What follows are records. Restate all of them word for word.

Start of Input material

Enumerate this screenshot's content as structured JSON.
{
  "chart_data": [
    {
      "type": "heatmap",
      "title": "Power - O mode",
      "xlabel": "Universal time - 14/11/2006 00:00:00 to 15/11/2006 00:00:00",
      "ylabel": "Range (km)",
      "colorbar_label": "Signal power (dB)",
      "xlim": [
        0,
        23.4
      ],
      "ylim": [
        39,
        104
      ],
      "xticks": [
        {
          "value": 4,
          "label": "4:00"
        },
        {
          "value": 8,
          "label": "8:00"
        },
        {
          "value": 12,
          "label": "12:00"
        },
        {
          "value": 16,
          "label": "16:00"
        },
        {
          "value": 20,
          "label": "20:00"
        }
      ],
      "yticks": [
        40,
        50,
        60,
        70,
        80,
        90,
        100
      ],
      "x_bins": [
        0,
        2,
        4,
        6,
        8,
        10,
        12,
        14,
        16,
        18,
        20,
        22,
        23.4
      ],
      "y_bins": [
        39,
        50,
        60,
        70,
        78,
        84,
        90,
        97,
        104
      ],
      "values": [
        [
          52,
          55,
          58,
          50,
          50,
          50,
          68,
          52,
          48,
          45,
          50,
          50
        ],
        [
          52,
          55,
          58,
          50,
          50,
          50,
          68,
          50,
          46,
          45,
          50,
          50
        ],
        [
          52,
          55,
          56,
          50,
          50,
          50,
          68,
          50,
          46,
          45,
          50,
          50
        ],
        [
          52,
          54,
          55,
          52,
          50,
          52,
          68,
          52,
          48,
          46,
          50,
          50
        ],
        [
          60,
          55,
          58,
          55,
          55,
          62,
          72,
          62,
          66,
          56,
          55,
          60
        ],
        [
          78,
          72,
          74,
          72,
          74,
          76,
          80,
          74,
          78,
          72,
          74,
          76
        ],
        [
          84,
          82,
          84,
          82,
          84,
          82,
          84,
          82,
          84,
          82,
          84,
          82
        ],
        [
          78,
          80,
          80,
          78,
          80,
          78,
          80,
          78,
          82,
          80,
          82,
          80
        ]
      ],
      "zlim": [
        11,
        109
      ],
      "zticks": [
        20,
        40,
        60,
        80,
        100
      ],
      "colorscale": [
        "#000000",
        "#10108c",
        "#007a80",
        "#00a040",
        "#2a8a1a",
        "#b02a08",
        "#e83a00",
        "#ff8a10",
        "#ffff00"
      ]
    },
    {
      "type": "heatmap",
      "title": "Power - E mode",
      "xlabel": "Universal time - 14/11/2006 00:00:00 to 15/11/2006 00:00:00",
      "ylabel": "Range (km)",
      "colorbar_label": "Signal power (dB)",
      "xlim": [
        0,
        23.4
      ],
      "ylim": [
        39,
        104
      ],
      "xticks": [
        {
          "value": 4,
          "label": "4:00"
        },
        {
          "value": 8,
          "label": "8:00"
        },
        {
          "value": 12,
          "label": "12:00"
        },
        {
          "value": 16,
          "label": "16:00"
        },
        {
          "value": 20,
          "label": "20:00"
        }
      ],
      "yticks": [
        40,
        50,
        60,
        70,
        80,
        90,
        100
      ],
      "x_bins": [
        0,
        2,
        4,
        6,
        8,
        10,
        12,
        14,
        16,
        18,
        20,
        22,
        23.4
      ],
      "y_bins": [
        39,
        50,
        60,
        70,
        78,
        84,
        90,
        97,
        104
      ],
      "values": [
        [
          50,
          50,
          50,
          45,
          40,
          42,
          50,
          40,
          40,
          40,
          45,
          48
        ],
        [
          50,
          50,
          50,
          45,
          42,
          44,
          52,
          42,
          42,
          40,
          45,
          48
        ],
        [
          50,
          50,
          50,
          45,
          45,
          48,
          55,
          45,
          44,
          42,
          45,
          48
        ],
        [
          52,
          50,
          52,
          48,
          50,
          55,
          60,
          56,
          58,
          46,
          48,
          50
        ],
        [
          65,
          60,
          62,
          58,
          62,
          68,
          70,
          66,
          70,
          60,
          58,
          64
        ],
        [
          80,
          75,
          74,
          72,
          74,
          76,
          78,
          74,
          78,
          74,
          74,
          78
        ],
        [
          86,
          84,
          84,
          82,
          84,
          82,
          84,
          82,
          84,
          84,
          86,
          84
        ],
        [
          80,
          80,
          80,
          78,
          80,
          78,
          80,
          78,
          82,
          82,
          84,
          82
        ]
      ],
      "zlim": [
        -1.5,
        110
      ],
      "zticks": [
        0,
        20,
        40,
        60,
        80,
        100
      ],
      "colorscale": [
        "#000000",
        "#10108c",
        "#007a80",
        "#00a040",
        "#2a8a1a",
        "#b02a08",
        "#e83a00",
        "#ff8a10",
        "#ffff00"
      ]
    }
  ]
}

End of Input material

» Task answer
Enumerate this screenshot's content as structured JSON.
{
  "chart_data": [
    {
      "type": "heatmap",
      "title": "Power - O mode",
      "xlabel": "Universal time - 14/11/2006 00:00:00 to 15/11/2006 00:00:00",
      "ylabel": "Range (km)",
      "colorbar_label": "Signal power (dB)",
      "xlim": [
        0,
        23.4
      ],
      "ylim": [
        39,
        104
      ],
      "xticks": [
        {
          "value": 4,
          "label": "4:00"
        },
        {
          "value": 8,
          "label": "8:00"
        },
        {
          "value": 12,
          "label": "12:00"
        },
        {
          "value": 16,
          "label": "16:00"
        },
        {
          "value": 20,
          "label": "20:00"
        }
      ],
      "yticks": [
        40,
        50,
        60,
        70,
        80,
        90,
        100
      ],
      "x_bins": [
        0,
        2,
        4,
        6,
        8,
        10,
        12,
        14,
        16,
        18,
        20,
        22,
        23.4
      ],
      "y_bins": [
        39,
        50,
        60,
        70,
        78,
        84,
        90,
        97,
        104
      ],
      "values": [
        [
          52,
          55,
          58,
          50,
          50,
          50,
          68,
          52,
          48,
          45,
          50,
          50
        ],
        [
          52,
          55,
          58,
          50,
          50,
          50,
          68,
          50,
          46,
          45,
          50,
          50
        ],
        [
          52,
          55,
          56,
          50,
          50,
          50,
          68,
          50,
          46,
          45,
          50,
          50
        ],
        [
          52,
          54,
          55,
          52,
          50,
          52,
          68,
          52,
          48,
          46,
          50,
          50
        ],
        [
          60,
          55,
          58,
          55,
          55,
          62,
          72,
          62,
          66,
          56,
          55,
          60
        ],
        [
          78,
          72,
          74,
          72,
          74,
          76,
          80,
          74,
          78,
          72,
          74,
          76
        ],
        [
          84,
          82,
          84,
          82,
          84,
          82,
          84,
          82,
          84,
          82,
          84,
          82
        ],
        [
          78,
          80,
          80,
          78,
          80,
          78,
          80,
          78,
          82,
          80,
          82,
          80
        ]
      ],
      "zlim": [
        11,
        109
      ],
      "zticks": [
        20,
        40,
        60,
        80,
        100
      ],
      "colorscale": [
        "#000000",
        "#10108c",
        "#007a80",
        "#00a040",
        "#2a8a1a",
        "#b02a08",
        "#e83a00",
        "#ff8a10",
        "#ffff00"
      ]
    },
    {
      "type": "heatmap",
      "title": "Power - E mode",
      "xlabel": "Universal time - 14/11/2006 00:00:00 to 15/11/2006 00:00:00",
      "ylabel": "Range (km)",
      "colorbar_label": "Signal power (dB)",
      "xlim": [
        0,
        23.4
      ],
      "ylim": [
        39,
        104
      ],
      "xticks": [
        {
          "value": 4,
          "label": "4:00"
        },
        {
          "value": 8,
          "label": "8:00"
        },
        {
          "value": 12,
          "label": "12:00"
        },
        {
          "value": 16,
          "label": "16:00"
        },
        {
          "value": 20,
          "label": "20:00"
        }
      ],
      "yticks": [
        40,
        50,
        60,
        70,
        80,
        90,
        100
      ],
      "x_bins": [
        0,
        2,
        4,
        6,
        8,
        10,
        12,
        14,
        16,
        18,
        20,
        22,
        23.4
      ],
      "y_bins": [
        39,
        50,
        60,
        70,
        78,
        84,
        90,
        97,
        104
      ],
      "values": [
        [
          50,
          50,
          50,
          45,
          40,
          42,
          50,
          40,
          40,
          40,
          45,
          48
        ],
        [
          50,
          50,
          50,
          45,
          42,
          44,
          52,
          42,
          42,
          40,
          45,
          48
        ],
        [
          50,
          50,
          50,
          45,
          45,
          48,
          55,
          45,
          44,
          42,
          45,
          48
        ],
        [
          52,
          50,
          52,
          48,
          50,
          55,
          60,
          56,
          58,
          46,
          48,
          50
        ],
        [
          65,
          60,
          62,
          58,
          62,
          68,
          70,
          66,
          70,
          60,
          58,
          64
        ],
        [
          80,
          75,
          74,
          72,
          74,
          76,
          78,
          74,
          78,
          74,
          74,
          78
        ],
        [
          86,
          84,
          84,
          82,
          84,
          82,
          84,
          82,
          84,
          84,
          86,
          84
        ],
        [
          80,
          80,
          80,
          78,
          80,
          78,
          80,
          78,
          82,
          82,
          84,
          82
        ]
      ],
      "zlim": [
        -1.5,
        110
      ],
      "zticks": [
        0,
        20,
        40,
        60,
        80,
        100
      ],
      "colorscale": [
        "#000000",
        "#10108c",
        "#007a80",
        "#00a040",
        "#2a8a1a",
        "#b02a08",
        "#e83a00",
        "#ff8a10",
        "#ffff00"
      ]
    }
  ]
}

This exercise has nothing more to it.